- [WORK INSTRUCTIONS]:
Only the number is wanted: how many lines hold the word "name"?
#####
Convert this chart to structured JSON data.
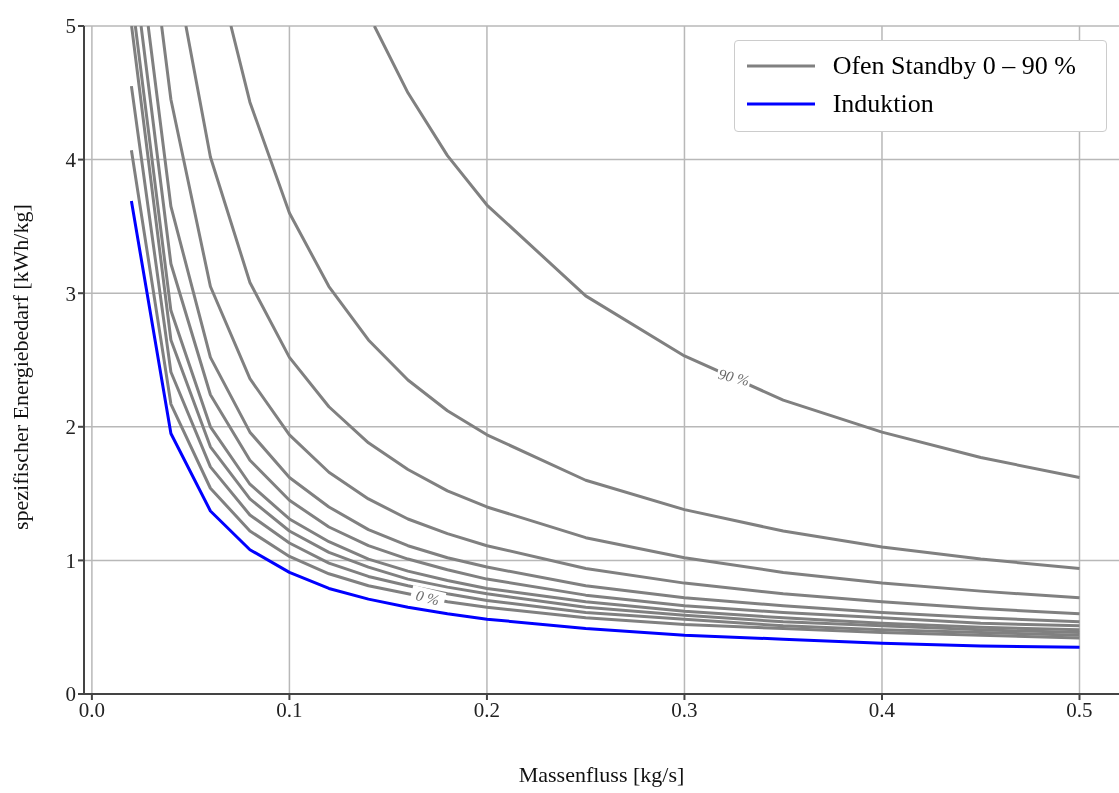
{
  "chart_data": {
    "type": "line",
    "xlabel": "Massenfluss [kg/s]",
    "ylabel": "spezifischer Energiebedarf [kWh/kg]",
    "xlim": [
      -0.004,
      0.52
    ],
    "xticks": [
      {
        "value": 0,
        "label": "0.0"
      },
      0.1,
      0.2,
      0.3,
      0.4,
      0.5
    ],
    "ylim": [
      0,
      5
    ],
    "yticks": [
      0,
      1,
      2,
      3,
      4,
      5
    ],
    "grid": true,
    "legend": "top right",
    "marker": "none",
    "line_style": "solid",
    "annotations": [
      {
        "text": "90 %",
        "x": 0.325,
        "y": 2.37
      },
      {
        "text": "0 %",
        "x": 0.17,
        "y": 0.72
      }
    ],
    "series": [
      {
        "name": "Ofen Standby 0 – 90 %",
        "color": "#808080",
        "x": [
          0.02,
          0.04,
          0.06,
          0.08,
          0.1,
          0.12,
          0.14,
          0.16,
          0.18,
          0.2,
          0.25,
          0.3,
          0.35,
          0.4,
          0.45,
          0.5
        ],
        "values": [
          4.07,
          2.17,
          1.54,
          1.22,
          1.03,
          0.9,
          0.81,
          0.75,
          0.69,
          0.65,
          0.57,
          0.52,
          0.49,
          0.46,
          0.44,
          0.42
        ]
      },
      {
        "color": "#808080",
        "x": [
          0.02,
          0.04,
          0.06,
          0.08,
          0.1,
          0.12,
          0.14,
          0.16,
          0.18,
          0.2,
          0.25,
          0.3,
          0.35,
          0.4,
          0.45,
          0.5
        ],
        "values": [
          4.55,
          2.41,
          1.7,
          1.34,
          1.13,
          0.98,
          0.88,
          0.81,
          0.75,
          0.7,
          0.61,
          0.56,
          0.51,
          0.48,
          0.46,
          0.44
        ]
      },
      {
        "color": "#808080",
        "x": [
          0.0201,
          0.04,
          0.06,
          0.08,
          0.1,
          0.12,
          0.14,
          0.16,
          0.18,
          0.2,
          0.25,
          0.3,
          0.35,
          0.4,
          0.45,
          0.5
        ],
        "values": [
          5,
          2.65,
          1.85,
          1.46,
          1.22,
          1.06,
          0.95,
          0.86,
          0.8,
          0.75,
          0.65,
          0.59,
          0.54,
          0.51,
          0.48,
          0.46
        ]
      },
      {
        "color": "#808080",
        "x": [
          0.022,
          0.04,
          0.06,
          0.08,
          0.1,
          0.12,
          0.14,
          0.16,
          0.18,
          0.2,
          0.25,
          0.3,
          0.35,
          0.4,
          0.45,
          0.5
        ],
        "values": [
          5,
          2.87,
          2.0,
          1.57,
          1.31,
          1.14,
          1.01,
          0.92,
          0.85,
          0.79,
          0.69,
          0.62,
          0.57,
          0.53,
          0.5,
          0.48
        ]
      },
      {
        "color": "#808080",
        "x": [
          0.0249,
          0.04,
          0.06,
          0.08,
          0.1,
          0.12,
          0.14,
          0.16,
          0.18,
          0.2,
          0.25,
          0.3,
          0.35,
          0.4,
          0.45,
          0.5
        ],
        "values": [
          5,
          3.22,
          2.24,
          1.75,
          1.45,
          1.25,
          1.11,
          1.01,
          0.93,
          0.86,
          0.74,
          0.66,
          0.61,
          0.57,
          0.53,
          0.51
        ]
      },
      {
        "color": "#808080",
        "x": [
          0.0285,
          0.04,
          0.06,
          0.08,
          0.1,
          0.12,
          0.14,
          0.16,
          0.18,
          0.2,
          0.25,
          0.3,
          0.35,
          0.4,
          0.45,
          0.5
        ],
        "values": [
          5,
          3.65,
          2.52,
          1.96,
          1.62,
          1.4,
          1.23,
          1.11,
          1.02,
          0.95,
          0.81,
          0.72,
          0.66,
          0.61,
          0.57,
          0.54
        ]
      },
      {
        "color": "#808080",
        "x": [
          0.0353,
          0.04,
          0.06,
          0.08,
          0.1,
          0.12,
          0.14,
          0.16,
          0.18,
          0.2,
          0.25,
          0.3,
          0.35,
          0.4,
          0.45,
          0.5
        ],
        "values": [
          5,
          4.45,
          3.05,
          2.36,
          1.94,
          1.66,
          1.46,
          1.31,
          1.2,
          1.11,
          0.94,
          0.83,
          0.75,
          0.69,
          0.64,
          0.6
        ]
      },
      {
        "color": "#808080",
        "x": [
          0.0476,
          0.06,
          0.08,
          0.1,
          0.12,
          0.14,
          0.16,
          0.18,
          0.2,
          0.25,
          0.3,
          0.35,
          0.4,
          0.45,
          0.5
        ],
        "values": [
          5,
          4.02,
          3.08,
          2.52,
          2.15,
          1.88,
          1.68,
          1.52,
          1.4,
          1.17,
          1.02,
          0.91,
          0.83,
          0.77,
          0.72
        ]
      },
      {
        "color": "#808080",
        "x": [
          0.0704,
          0.08,
          0.1,
          0.12,
          0.14,
          0.16,
          0.18,
          0.2,
          0.25,
          0.3,
          0.35,
          0.4,
          0.45,
          0.5
        ],
        "values": [
          5,
          4.43,
          3.6,
          3.05,
          2.65,
          2.35,
          2.12,
          1.94,
          1.6,
          1.38,
          1.22,
          1.1,
          1.01,
          0.94
        ]
      },
      {
        "color": "#808080",
        "x": [
          0.143,
          0.16,
          0.18,
          0.2,
          0.25,
          0.3,
          0.35,
          0.4,
          0.45,
          0.5
        ],
        "values": [
          5,
          4.5,
          4.03,
          3.66,
          2.98,
          2.53,
          2.2,
          1.96,
          1.77,
          1.62
        ]
      },
      {
        "name": "Induktion",
        "color": "#0000ff",
        "x": [
          0.02,
          0.04,
          0.06,
          0.08,
          0.1,
          0.12,
          0.14,
          0.16,
          0.18,
          0.2,
          0.25,
          0.3,
          0.35,
          0.4,
          0.45,
          0.5
        ],
        "values": [
          3.69,
          1.95,
          1.37,
          1.08,
          0.91,
          0.79,
          0.71,
          0.65,
          0.6,
          0.56,
          0.49,
          0.44,
          0.41,
          0.38,
          0.36,
          0.35
        ]
      }
    ]
  }
}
#####
- [COMPLETED TASK]:
2